Start of Exercise passage

Give us the numbers on that. 

GT 

The renewable energy was worth 40.7 billion, although I have to say - which will be surprising to some people - the oil and gas asset value is actually still higher than that at 111 billion. So, it shows that although things are changing and renewable energy has seen the biggest growth, at present oil and gas would still have a higher asset value.  

  
MF 
We'll talk a little about the dash for net zero, or progress towards Net Zero at least, a little bit later. But nonetheless, it can't be ignored that is renewable electricity provision increased by we’re saying 275% between 2011 and 2021. The last estimates - that's 21,899 gigawatt hours. So almost a threefold increase and, you know, without being political the drift of policy is to increase that much, much more. 
 
GT 
Yeah, we have. We have seen that, and you'll see that across all of our figures. Renewable is definitely a growing sector. 
 
MF 
We’ve talked about what we get out in a traditional economic sense of course, but historically the biggest example has been agriculture, and farmland. There’s a big debate going on about the use of farmland and again, in classical GDP terms, the contribution of agriculture has not been great because it’s been maintained by subsidies traditionally - at the risk of upsetting the farming community. Could we say that the decline in closed farmland being reported is because less and less of our natural environment is devoted now to agriculture? Are we saying that we can move away from that as long as the other economic benefits of the environment are being delivered on the other side of the equation? 
 
GT 
Well, I think with any sort of figures, you need to look at it in the round. So, you could look in isolation within the natural capital accounts, but in reality you'd need to look at, you know, employment and those sorts of things. I mean, the interesting thing about the natural capital accounts is that technically farmed land - we need to look at it in its raw state. I mean, we can't yet separate that with our figures, but it's about what nature provides us. So, for example, we wouldn't include farmed fish, but we would include wild fish catch. So, with the national capital accounts, what we aim to do is separate that out. But in terms of the amount of farmland we can record that and we can publish that and look at it, but I think for anyone making decisions, they probably need to look at the whole. 
 
MF 
But certainly we're saying that woodland, for example, is contributing more to the economy in terms of its beneficial effects in offsetting carbon and removing pollution, than it actually contributes through the felling of timber. 
 
GT 
Yes, yes, that is very clear from our figures. 
 
MF 
And indeed there are some other takeaways from the publication as well as. In cruder financial terms, just living closer to nature can be good for the value of your house. 
 
GT 
Yes, yes. So, where we don't have a price, we have to look at a way to value it. And so, we know that being close to nature or having a nice view can add value to your house. I think it added around 1.5% To the average house price in 2021, or just under 5000 pounds, 4700. It did vary though by the type of property and flats and maisonettes it added around 4%. So yes, being close to nature and accessing nature, having access to green space is really important and in fact we have publications on our urban accounts, which pull that out, and as well on our house prices, where those interested can look in more detail.  
 
MF 
Of course this continues to be a big area of work in progress. What other measures could potentially be included, particularly as the response to global warming continues to be refined and developed?

End of Exercise passage
Start of Records

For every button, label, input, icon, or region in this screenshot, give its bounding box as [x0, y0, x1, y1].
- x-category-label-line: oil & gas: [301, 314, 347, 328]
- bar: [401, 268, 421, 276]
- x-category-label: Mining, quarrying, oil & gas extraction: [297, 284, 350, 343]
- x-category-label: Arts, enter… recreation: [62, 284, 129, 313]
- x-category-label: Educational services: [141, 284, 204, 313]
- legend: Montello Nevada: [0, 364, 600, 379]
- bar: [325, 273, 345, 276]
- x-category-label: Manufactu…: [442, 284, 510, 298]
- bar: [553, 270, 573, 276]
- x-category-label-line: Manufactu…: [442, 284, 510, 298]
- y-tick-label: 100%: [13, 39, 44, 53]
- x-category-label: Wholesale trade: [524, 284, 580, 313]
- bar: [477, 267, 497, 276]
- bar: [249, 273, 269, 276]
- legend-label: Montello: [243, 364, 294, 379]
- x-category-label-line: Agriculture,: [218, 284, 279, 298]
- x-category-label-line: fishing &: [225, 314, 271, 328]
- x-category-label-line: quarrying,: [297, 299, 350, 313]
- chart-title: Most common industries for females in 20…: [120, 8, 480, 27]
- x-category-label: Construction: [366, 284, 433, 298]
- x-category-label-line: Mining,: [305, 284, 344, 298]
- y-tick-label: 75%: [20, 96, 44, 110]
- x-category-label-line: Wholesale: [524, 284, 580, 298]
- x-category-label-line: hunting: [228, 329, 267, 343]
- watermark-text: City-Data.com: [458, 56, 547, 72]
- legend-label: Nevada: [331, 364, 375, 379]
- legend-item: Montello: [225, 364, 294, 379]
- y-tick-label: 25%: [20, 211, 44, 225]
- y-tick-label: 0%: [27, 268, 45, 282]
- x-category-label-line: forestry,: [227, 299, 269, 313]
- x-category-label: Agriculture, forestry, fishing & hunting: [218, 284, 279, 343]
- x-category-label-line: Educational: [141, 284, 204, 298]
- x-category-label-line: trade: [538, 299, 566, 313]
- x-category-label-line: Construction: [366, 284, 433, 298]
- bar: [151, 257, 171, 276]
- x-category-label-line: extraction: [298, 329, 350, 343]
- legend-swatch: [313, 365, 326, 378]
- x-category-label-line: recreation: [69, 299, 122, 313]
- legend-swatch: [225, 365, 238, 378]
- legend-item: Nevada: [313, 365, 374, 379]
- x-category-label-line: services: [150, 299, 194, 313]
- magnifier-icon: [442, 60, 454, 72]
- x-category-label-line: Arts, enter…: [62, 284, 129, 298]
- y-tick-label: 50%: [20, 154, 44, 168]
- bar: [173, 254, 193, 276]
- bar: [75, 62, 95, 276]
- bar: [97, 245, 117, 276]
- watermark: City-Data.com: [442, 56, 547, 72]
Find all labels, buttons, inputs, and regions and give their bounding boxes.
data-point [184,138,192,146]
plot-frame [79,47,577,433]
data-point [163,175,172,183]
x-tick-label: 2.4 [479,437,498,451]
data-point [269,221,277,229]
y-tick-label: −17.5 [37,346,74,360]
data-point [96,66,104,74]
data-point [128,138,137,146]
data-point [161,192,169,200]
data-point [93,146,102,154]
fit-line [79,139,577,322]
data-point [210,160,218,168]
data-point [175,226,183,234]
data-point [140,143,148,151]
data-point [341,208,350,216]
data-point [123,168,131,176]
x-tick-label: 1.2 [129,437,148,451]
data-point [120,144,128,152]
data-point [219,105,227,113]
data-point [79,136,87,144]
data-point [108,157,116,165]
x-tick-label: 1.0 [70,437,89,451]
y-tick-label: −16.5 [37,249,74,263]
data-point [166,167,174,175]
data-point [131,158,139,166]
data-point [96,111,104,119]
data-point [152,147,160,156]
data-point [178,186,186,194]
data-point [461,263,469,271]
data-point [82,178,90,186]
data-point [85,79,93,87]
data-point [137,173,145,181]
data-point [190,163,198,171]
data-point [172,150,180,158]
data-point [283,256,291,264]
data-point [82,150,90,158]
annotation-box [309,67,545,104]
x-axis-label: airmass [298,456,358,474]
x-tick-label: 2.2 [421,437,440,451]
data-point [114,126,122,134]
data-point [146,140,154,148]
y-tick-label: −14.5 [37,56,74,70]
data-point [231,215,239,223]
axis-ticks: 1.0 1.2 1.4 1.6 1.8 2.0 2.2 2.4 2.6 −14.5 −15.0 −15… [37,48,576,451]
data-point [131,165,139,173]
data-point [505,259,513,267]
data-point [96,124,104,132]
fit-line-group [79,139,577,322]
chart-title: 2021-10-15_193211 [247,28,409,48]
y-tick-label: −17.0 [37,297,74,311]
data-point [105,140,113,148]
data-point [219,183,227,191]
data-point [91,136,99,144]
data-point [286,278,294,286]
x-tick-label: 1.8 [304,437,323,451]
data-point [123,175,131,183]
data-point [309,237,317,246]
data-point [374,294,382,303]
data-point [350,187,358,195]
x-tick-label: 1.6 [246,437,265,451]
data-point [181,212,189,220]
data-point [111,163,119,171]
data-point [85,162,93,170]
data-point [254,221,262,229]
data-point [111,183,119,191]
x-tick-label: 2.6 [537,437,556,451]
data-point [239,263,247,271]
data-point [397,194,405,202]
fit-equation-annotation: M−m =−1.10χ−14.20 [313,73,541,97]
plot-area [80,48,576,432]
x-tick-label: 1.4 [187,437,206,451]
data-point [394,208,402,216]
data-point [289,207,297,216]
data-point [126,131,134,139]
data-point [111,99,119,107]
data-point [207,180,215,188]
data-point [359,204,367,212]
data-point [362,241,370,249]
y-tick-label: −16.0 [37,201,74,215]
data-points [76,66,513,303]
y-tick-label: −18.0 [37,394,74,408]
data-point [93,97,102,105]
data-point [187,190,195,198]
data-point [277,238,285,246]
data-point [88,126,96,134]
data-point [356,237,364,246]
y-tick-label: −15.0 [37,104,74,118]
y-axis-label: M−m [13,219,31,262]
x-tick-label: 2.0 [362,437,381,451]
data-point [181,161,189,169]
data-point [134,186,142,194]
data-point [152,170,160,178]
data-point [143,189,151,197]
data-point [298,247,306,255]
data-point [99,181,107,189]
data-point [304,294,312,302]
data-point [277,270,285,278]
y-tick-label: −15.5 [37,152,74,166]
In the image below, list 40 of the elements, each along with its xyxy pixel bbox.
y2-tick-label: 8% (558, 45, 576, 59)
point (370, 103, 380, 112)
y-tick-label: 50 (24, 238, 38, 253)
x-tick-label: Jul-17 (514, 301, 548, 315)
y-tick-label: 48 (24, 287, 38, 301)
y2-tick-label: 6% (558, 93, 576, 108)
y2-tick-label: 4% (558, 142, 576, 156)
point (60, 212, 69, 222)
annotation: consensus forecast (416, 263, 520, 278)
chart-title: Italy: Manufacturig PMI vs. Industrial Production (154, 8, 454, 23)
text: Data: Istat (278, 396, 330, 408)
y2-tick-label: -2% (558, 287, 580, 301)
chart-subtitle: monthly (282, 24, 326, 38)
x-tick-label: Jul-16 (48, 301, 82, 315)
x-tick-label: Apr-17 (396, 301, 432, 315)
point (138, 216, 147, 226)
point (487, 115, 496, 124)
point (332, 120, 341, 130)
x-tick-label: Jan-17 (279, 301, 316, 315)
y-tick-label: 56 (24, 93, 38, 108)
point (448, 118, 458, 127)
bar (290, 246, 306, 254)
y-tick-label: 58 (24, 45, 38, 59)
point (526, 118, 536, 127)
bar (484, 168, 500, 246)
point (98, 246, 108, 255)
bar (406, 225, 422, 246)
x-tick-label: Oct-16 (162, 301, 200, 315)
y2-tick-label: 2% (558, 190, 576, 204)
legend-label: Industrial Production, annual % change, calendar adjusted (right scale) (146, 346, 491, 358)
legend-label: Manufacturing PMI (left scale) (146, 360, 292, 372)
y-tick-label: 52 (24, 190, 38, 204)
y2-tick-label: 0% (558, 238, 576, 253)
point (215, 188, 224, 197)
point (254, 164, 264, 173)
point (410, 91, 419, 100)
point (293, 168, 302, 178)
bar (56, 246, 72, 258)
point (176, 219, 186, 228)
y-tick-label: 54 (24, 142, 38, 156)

End of Records

- **Work order 1**
Answer these questions from the natural capital interview:
(a) What asset value is given for oil and gas?
(b) By what percentage did renewable electricity provision increase between 2011 and 2021?
(c) Which kind of wild food is named as included in the accounts, in contrast to farmed fish?
- **Work order 2**
List every percentage figure stated in the natural capital interview.
- **Work order 3**
Continue the natural capital interview after its final question.
The source data is not needed for any of this work.

- **Final answer 1**
(a) 111 billion.
(b) 275%.
(c) Wild fish catch.

- **Final answer 2**
275%, 1.5%, 4%

- **Final answer 3**
 
GT 
So yes, at the moment, I believe it was mentioned earlier that we cast this almost as an underestimate. We know there are services we're not capturing. So, for example, flood regulating services. So how much nature helps in preventing floods, that is an area that we are hoping to develop, but it is quite challenging. We do look for areas where we can maybe produce more local stats to help the decisions at the local level. Because it's not just our data that's really important. It is also our methods. Our methods get used by sort of local authorities and those who maybe want to produce their own sort of natural capital accounts for their region. So, it's something we're looking to develop. 
 
MF 
And I guess it's going to be vital if we're looking at an era of increased house building. Once again, we can look at the other side of the balance sheet and say, okay, this is this is going to be the environmental cost of the development before major decisions are taken.  
 
GT 
Yes, essentially. It’s just about making it easier for decision makers to see that actually it does have this value, rather than before when it would be anecdotal. Now by having these figures, you can measure those up and use it in sort of cost benefit analysis. Yeah. 
  

[Music Break] 

 
MF 
Well, that's a fascinating look under the bonnet of natural capital, a concept that's clearly evolving in stature, in a really fascinating and important way. Another area that the ONS is very much involved in, and a very important set of publications that the ONS produces are the environmental accounts. Sophie Barrand joins us now. Sophie, you're the lead on monetary accounts in that team. Just to start, can you explain for us what's covered in the environmental accounts; what's the publication for? 
 
SOPHIE BARRAND 
Yeah, so our environmental accounts ultimately looks to measure the contribution of the environment to the economy and the impact of economic activity on the environment. So, when we're thinking about changes in an area that's constantly evolving, it's rather a tricky thing. So, in general, what we consider is how our measures work as different pieces of this net zero puzzle where each informs the other. So, our accounts produce information on UK greenhouse gas emissions, things like economic measures of low carbon activities, government revenue from environmental taxes, and things like the use of different energy types and whether we're moving to more renewable alternatives, just to name a few. So ultimately, we're looking to quantify the flows that impact on the environment through both physical and monetary ways.  
 
MF 
So natural capital if you like is the stock, and in the Environmental Accounts we’re looking at the flows, we’re looking at the nature of change.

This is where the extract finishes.